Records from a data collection
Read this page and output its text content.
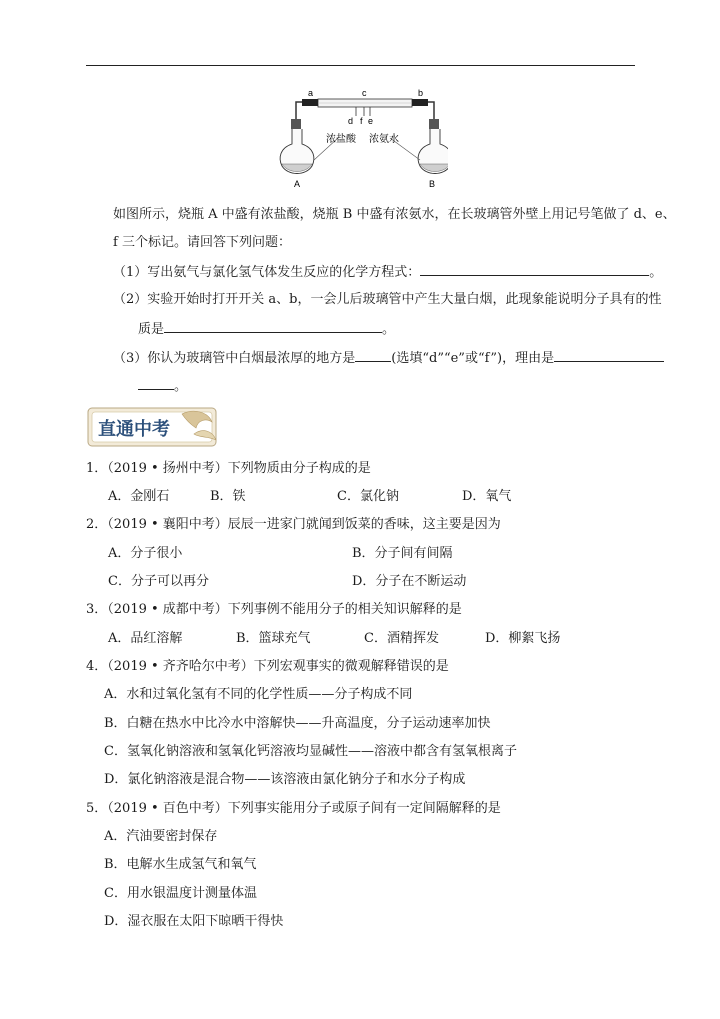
a	c	b
d f e
浓盐酸 浓氨水
A	B
如图所示，烧瓶 A 中盛有浓盐酸，烧瓶 B 中盛有浓氨水，在长玻璃管外壁上用记号笔做了 d、e、
f 三个标记。请回答下列问题：
（1）写出氨气与氯化氢气体发生反应的化学方程式：	。
（2）实验开始时打开开关 a、b，一会儿后玻璃管中产生大量白烟，此现象能说明分子具有的性
质是	。
（3）你认为玻璃管中白烟最浓厚的地方是	(选填“d”“e”或“f”)，理由是
。
直通中考
1．（2019 • 扬州中考）下列物质由分子构成的是
A．金刚石	B．铁	C．氯化钠	D．氧气
2．（2019 • 襄阳中考）辰辰一进家门就闻到饭菜的香味，这主要是因为
A．分子很小	B．分子间有间隔
C．分子可以再分	D．分子在不断运动
3．（2019 • 成都中考）下列事例不能用分子的相关知识解释的是
A．品红溶解	B．篮球充气	C．酒精挥发	D．柳絮飞扬
4．（2019 • 齐齐哈尔中考）下列宏观事实的微观解释错误的是
A．水和过氧化氢有不同的化学性质——分子构成不同
B．白糖在热水中比冷水中溶解快——升高温度，分子运动速率加快
C．氢氧化钠溶液和氢氧化钙溶液均显碱性——溶液中都含有氢氧根离子
D．氯化钠溶液是混合物——该溶液由氯化钠分子和水分子构成
5．（2019 • 百色中考）下列事实能用分子或原子间有一定间隔解释的是
A．汽油要密封保存
B．电解水生成氢气和氧气
C．用水银温度计测量体温
D．湿衣服在太阳下晾晒干得快
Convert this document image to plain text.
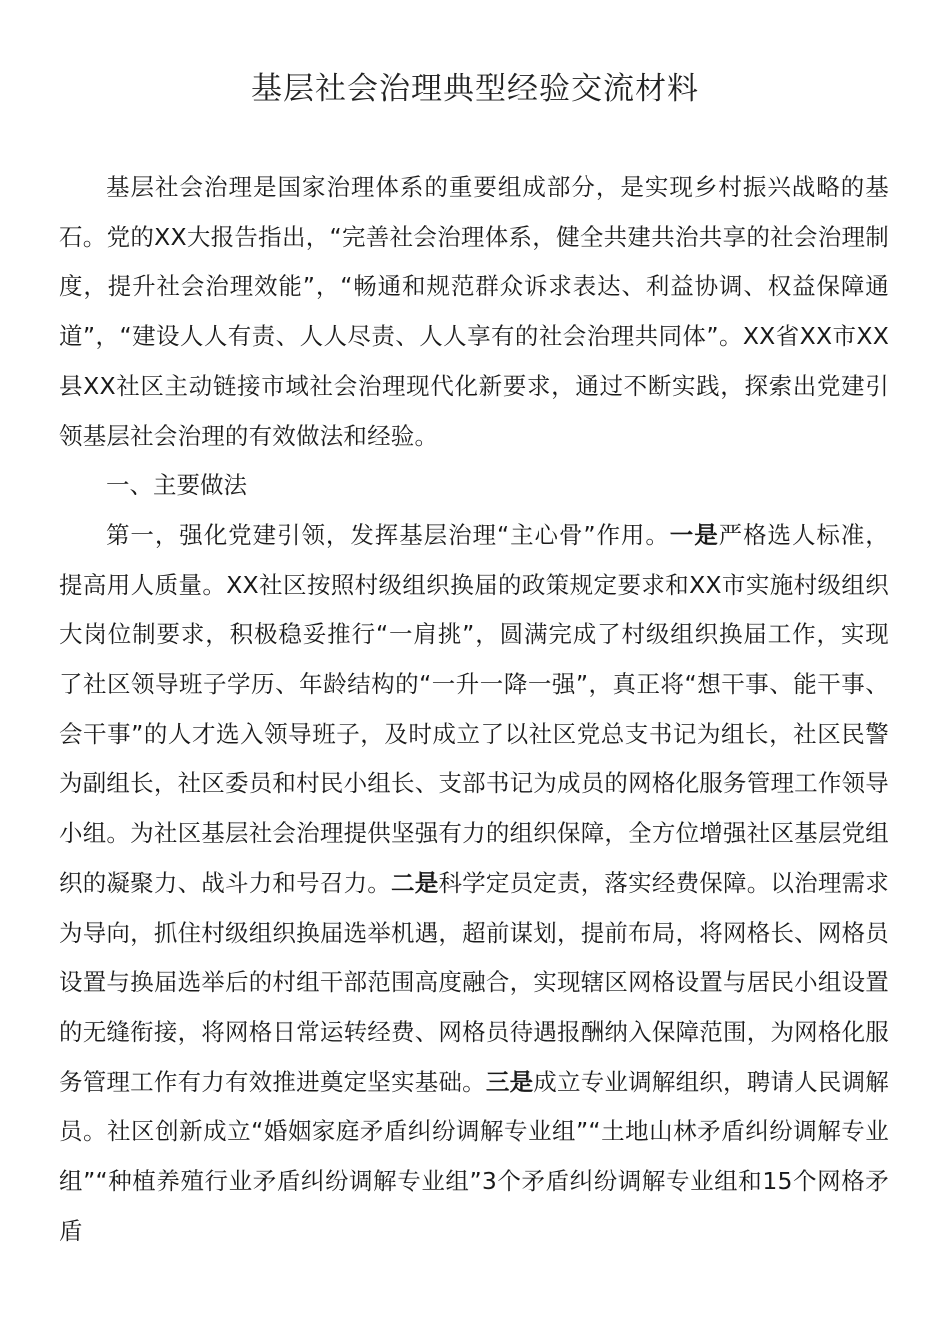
基层社会治理典型经验交流材料

基层社会治理是国家治理体系的重要组成部分，是实现乡村振兴战略的基石。党的XX大报告指出，“完善社会治理体系，健全共建共治共享的社会治理制度，提升社会治理效能”，“畅通和规范群众诉求表达、利益协调、权益保障通道”，“建设人人有责、人人尽责、人人享有的社会治理共同体”。XX省XX市XX县XX社区主动链接市域社会治理现代化新要求，通过不断实践，探索出党建引领基层社会治理的有效做法和经验。

一、主要做法

第一，强化党建引领，发挥基层治理“主心骨”作用。一是严格选人标准，提高用人质量。XX社区按照村级组织换届的政策规定要求和XX市实施村级组织大岗位制要求，积极稳妥推行“一肩挑”，圆满完成了村级组织换届工作，实现了社区领导班子学历、年龄结构的“一升一降一强”，真正将“想干事、能干事、会干事”的人才选入领导班子，及时成立了以社区党总支书记为组长，社区民警为副组长，社区委员和村民小组长、支部书记为成员的网格化服务管理工作领导小组。为社区基层社会治理提供坚强有力的组织保障，全方位增强社区基层党组织的凝聚力、战斗力和号召力。二是科学定员定责，落实经费保障。以治理需求为导向，抓住村级组织换届选举机遇，超前谋划，提前布局，将网格长、网格员设置与换届选举后的村组干部范围高度融合，实现辖区网格设置与居民小组设置的无缝衔接，将网格日常运转经费、网格员待遇报酬纳入保障范围，为网格化服务管理工作有力有效推进奠定坚实基础。三是成立专业调解组织，聘请人民调解员。社区创新成立“婚姻家庭矛盾纠纷调解专业组”“土地山林矛盾纠纷调解专业组”“种植养殖行业矛盾纠纷调解专业组”3个矛盾纠纷调解专业组和15个网格矛盾
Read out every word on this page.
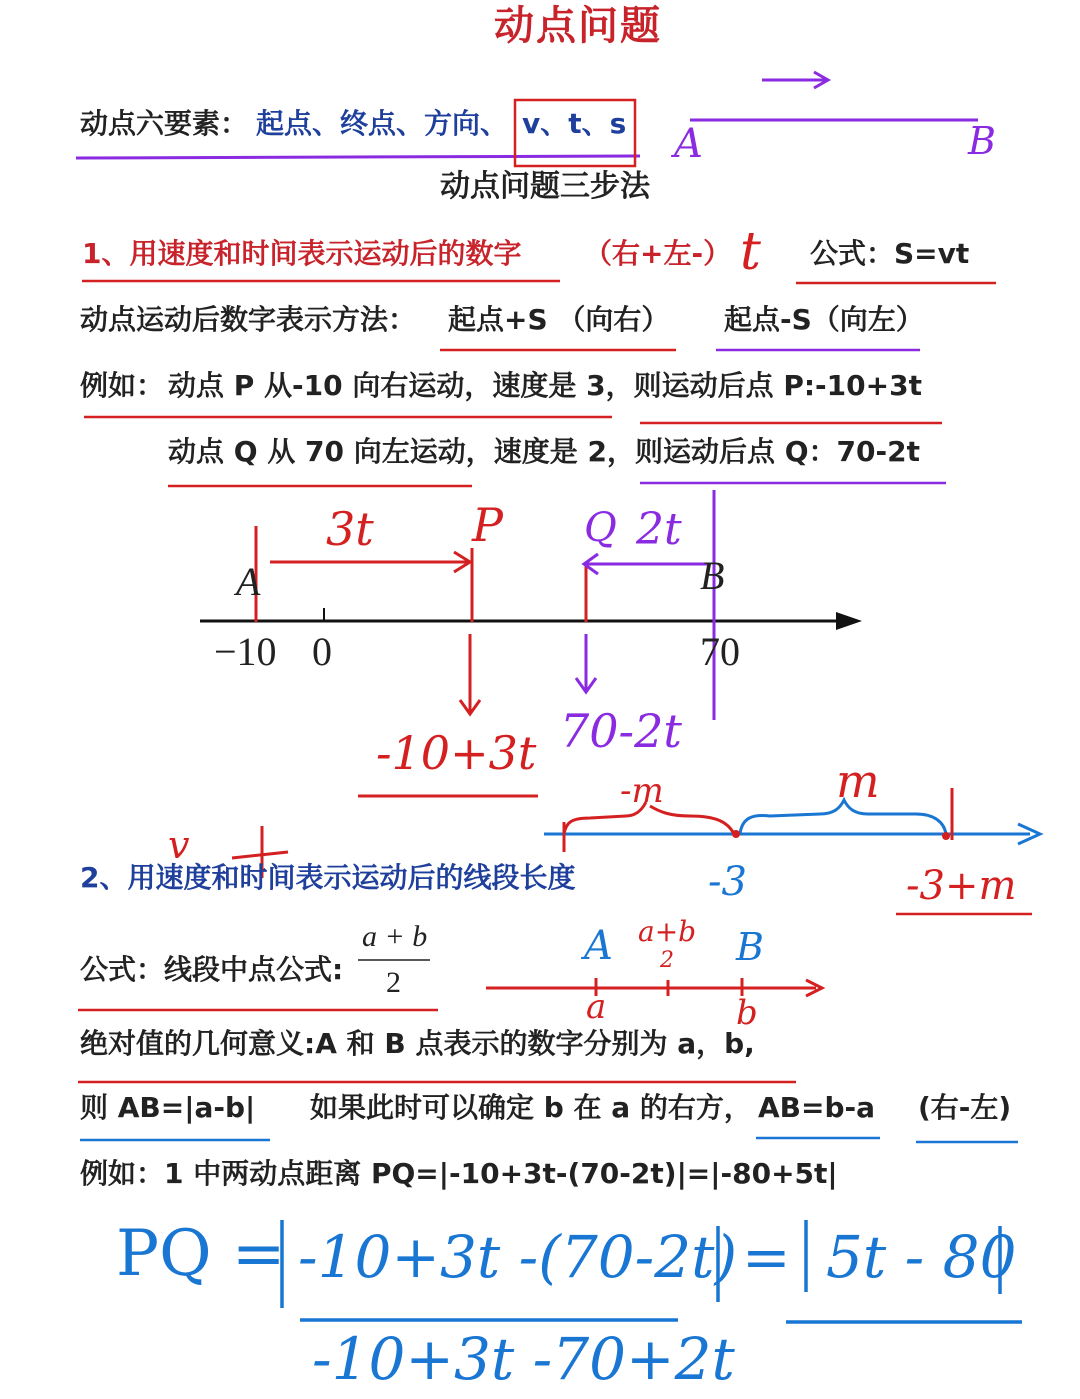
动点问题
动点六要素： 起点、终点、方向、 v、t、s A	B
动点问题三步法
1、用速度和时间表示运动后的数字 （右+左-） t 公式：S=vt
动点运动后数字表示方法： 起点+S （向右） 起点-S（向左）
例如： 动点 P 从-10 向右运动，速度是 3，则运动后点 P:-10+3t
动点 Q 从 70 向左运动，速度是 2，则运动后点 Q：70-2t
A	B
−10 0	70
3t P Q 2t
-10+3t 70-2t
-m	m
-3	-3+m
v
2、用速度和时间表示运动后的线段长度
公式：线段中点公式:
a + b
2
A a+b
2 B
a	b
绝对值的几何意义:A 和 B 点表示的数字分别为 a，b,
则 AB=|a-b| 如果此时可以确定 b 在 a 的右方， AB=b-a (右-左)
例如：1 中两动点距离 PQ=|-10+3t-(70-2t)|=|-80+5t|
PQ = -10+3t -(70-2t) = 5t - 80
-10+3t -70+2t
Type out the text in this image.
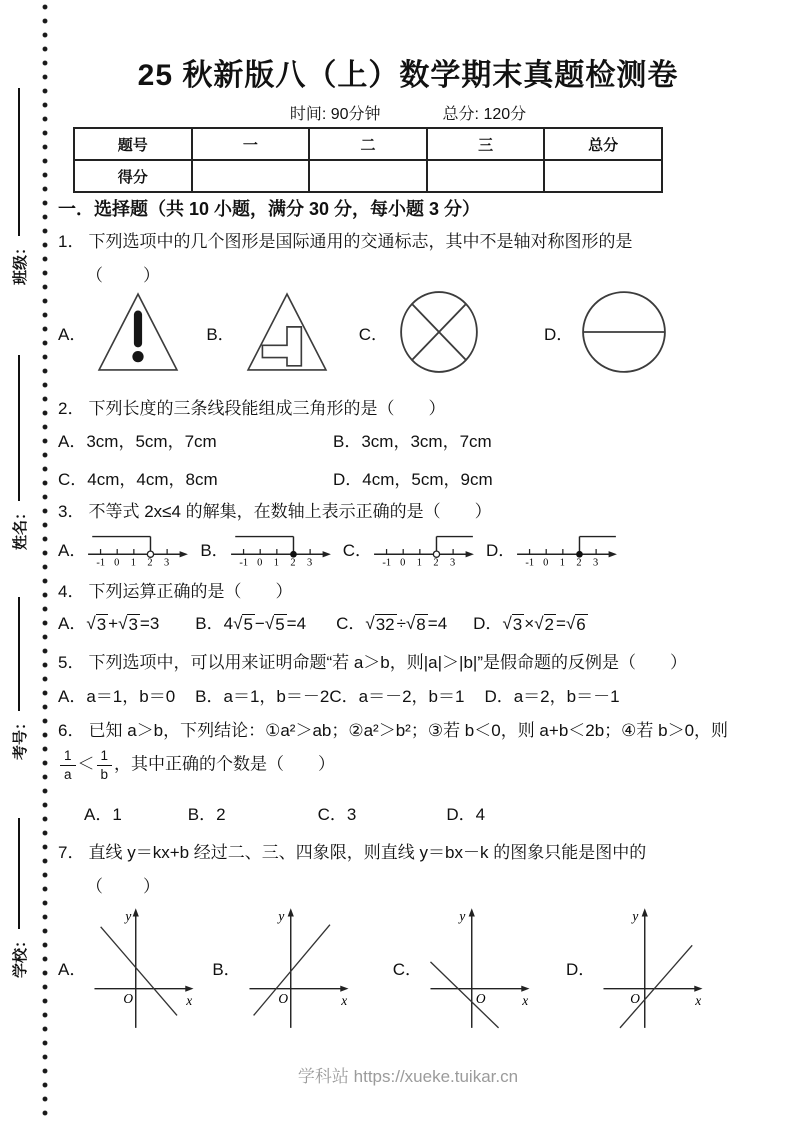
班级：
姓名：
考号：
学校：
25 秋新版八（上）数学期末真题检测卷
时间: 90分钟	总分: 120分
题号	一	二	三	总分
得分				
一．选择题（共 10 小题，满分 30 分，每小题 3 分）
1． 下列选项中的几个图形是国际通用的交通标志，其中不是轴对称图形的是
（　　）
A．	B．	C．	D．
2． 下列长度的三条线段能组成三角形的是（　　）
A．3cm，5cm，7cm	B．3cm，3cm，7cm
C．4cm，4cm，8cm	D．4cm，5cm，9cm
3． 不等式 2x≤4 的解集，在数轴上表示正确的是（　　）
A．
-1 0 1 2 3
B．
-1 0 1 2 3
C．
-1 0 1 2 3
D．
-1 0 1 2 3
4． 下列运算正确的是（　　）
A． √ 3 + √ 3 =3 B．4 √ 5 − √ 5 =4 C． √ 32 ÷ √ 8 =4 D． √ 3 × √ 2 = √ 6
5． 下列选项中，可以用来证明命题“若 a＞b，则|a|＞|b|”是假命题的反例是（　　）
A．a＝1，b＝0 B．a＝1，b＝－2 C．a＝－2，b＝1 D．a＝2，b＝－1
6． 已知 a＞b，下列结论：①a²＞ab；②a²＞b²；③若 b＜0，则 a+b＜2b；④若 b＞0，则
$\frac{1}{a} < \frac{1}{b}$ ，其中正确的个数是（　　）
A．1	B．2	C．3	D．4
7． 直线 y＝kx+b 经过二、三、四象限，则直线 y＝bx－k 的图象只能是图中的
（　　）
A．
y
x
O
B．
y
x
O
C．
y
x
O
D．
y
x
O
学科站 https://xueke.tuikar.cn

WRITTEN TASK: In the listing above, how many lines include the word "page"? Answer with the number and nothing more.

EXPECTED ANSWER: 2